____ SUPPLIED ENTRIES

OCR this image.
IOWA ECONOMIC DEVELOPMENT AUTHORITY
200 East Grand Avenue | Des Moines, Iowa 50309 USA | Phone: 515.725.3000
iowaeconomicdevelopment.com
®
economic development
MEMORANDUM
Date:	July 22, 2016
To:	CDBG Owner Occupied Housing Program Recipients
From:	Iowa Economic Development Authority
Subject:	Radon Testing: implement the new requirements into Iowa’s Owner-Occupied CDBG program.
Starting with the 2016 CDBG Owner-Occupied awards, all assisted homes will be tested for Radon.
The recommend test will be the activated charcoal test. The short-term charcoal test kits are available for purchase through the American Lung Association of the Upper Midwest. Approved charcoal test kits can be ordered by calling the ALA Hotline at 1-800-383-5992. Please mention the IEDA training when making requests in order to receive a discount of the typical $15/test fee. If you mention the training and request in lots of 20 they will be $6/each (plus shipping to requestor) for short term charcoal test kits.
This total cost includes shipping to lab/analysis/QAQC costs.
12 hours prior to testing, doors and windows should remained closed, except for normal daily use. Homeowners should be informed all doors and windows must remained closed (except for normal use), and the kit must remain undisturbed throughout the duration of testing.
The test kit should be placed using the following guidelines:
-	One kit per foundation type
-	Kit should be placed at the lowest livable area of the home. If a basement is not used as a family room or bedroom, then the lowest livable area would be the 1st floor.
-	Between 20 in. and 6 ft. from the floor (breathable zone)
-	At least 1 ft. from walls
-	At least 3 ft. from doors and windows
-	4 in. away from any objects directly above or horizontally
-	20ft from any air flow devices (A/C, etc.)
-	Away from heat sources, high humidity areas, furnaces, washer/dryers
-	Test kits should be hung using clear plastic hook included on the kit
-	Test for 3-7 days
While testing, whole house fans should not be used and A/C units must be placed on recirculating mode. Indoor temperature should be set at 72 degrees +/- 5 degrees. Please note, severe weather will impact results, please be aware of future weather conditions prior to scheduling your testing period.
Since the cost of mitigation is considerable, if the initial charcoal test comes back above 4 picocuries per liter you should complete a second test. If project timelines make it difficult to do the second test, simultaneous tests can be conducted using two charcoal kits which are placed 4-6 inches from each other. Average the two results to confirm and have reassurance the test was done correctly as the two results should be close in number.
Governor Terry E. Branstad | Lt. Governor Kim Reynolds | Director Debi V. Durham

________

JOB: Show every line from the entries above in which "will" appears.

RESPONSE TO THIS EXERCISE:
Starting with the 2016 CDBG Owner-Occupied awards, all assisted homes will be tested for Radon.
The recommend test will be the activated charcoal test. The short-term charcoal test kits are available for purchase through the American Lung Association of the Upper Midwest. Approved charcoal test kits can be ordered by calling the ALA Hotline at 1-800-383-5992. Please mention the IEDA training when making requests in order to receive a discount of the typical $15/test fee. If you mention the training and request in lots of 20 they will be $6/each (plus shipping to requestor) for short term charcoal test kits.
While testing, whole house fans should not be used and A/C units must be placed on recirculating mode. Indoor temperature should be set at 72 degrees +/- 5 degrees. Please note, severe weather will impact results, please be aware of future weather conditions prior to scheduling your testing period.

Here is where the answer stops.